— START OF INPUT FOR THIS TASK —

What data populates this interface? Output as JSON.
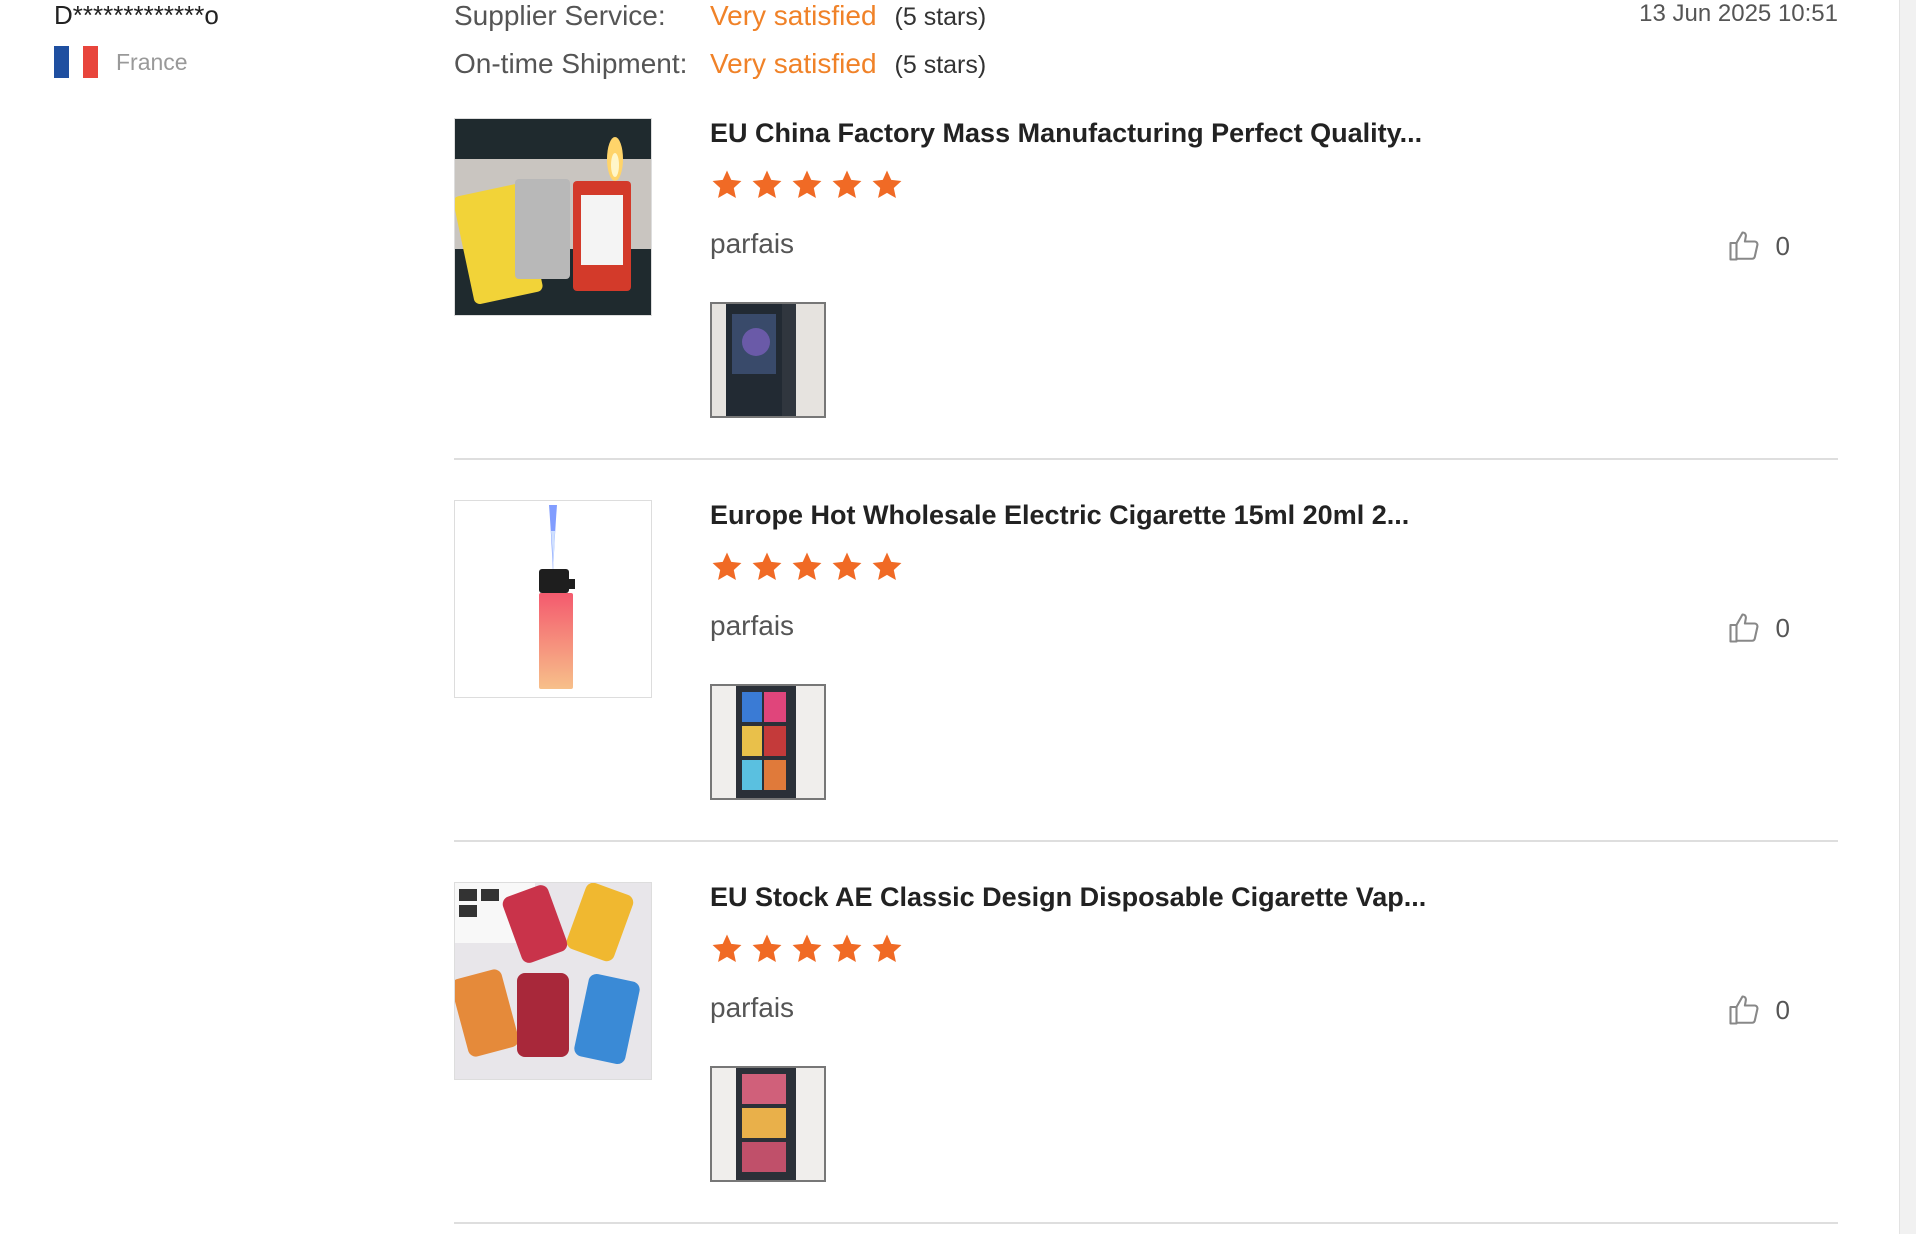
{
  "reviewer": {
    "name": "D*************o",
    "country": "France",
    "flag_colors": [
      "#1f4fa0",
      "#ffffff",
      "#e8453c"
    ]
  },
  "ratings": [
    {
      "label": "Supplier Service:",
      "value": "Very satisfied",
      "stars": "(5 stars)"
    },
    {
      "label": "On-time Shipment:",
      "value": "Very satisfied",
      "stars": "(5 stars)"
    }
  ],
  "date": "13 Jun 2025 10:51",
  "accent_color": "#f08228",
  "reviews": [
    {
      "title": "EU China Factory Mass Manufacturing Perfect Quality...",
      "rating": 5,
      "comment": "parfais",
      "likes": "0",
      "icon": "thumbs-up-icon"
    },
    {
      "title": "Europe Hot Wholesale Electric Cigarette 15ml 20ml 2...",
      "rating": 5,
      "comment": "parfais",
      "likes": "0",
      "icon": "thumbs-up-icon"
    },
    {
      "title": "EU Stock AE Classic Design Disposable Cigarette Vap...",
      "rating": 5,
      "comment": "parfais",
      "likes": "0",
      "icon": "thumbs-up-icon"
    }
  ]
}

— END OF INPUT FOR THIS TASK —
— START OF INPUT FOR THIS TASK —

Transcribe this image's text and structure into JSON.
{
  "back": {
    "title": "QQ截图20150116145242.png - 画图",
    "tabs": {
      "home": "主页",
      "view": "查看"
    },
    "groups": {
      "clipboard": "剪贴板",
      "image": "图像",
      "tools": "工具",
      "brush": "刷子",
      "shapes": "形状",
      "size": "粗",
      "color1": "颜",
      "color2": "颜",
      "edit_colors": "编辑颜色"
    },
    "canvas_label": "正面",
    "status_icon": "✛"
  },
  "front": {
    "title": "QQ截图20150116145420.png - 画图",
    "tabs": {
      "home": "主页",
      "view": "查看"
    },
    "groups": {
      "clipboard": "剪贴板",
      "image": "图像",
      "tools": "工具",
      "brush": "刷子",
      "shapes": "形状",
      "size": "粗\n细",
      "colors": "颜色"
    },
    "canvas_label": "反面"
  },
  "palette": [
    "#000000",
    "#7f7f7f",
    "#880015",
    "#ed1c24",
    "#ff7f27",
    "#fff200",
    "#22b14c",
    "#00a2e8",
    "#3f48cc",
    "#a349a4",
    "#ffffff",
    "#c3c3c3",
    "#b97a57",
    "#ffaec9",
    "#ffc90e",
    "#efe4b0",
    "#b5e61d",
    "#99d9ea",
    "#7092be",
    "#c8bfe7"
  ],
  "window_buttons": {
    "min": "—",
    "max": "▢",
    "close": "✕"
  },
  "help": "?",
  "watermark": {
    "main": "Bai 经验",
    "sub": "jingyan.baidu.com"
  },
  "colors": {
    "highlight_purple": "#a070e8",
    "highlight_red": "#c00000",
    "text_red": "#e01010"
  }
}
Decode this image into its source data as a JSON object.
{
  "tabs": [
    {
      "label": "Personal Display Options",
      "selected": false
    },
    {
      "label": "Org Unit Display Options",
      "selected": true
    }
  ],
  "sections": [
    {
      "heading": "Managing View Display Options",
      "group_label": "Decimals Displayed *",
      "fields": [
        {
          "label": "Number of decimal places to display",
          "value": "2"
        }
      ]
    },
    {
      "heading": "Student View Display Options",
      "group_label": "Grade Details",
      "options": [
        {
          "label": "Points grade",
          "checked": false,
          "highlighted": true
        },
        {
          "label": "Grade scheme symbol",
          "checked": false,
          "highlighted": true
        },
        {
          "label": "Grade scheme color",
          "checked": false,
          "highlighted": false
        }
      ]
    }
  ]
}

— END OF INPUT FOR THIS TASK —

How many lines in these records hold the string "Cigarette"? Reply with the number alone.

2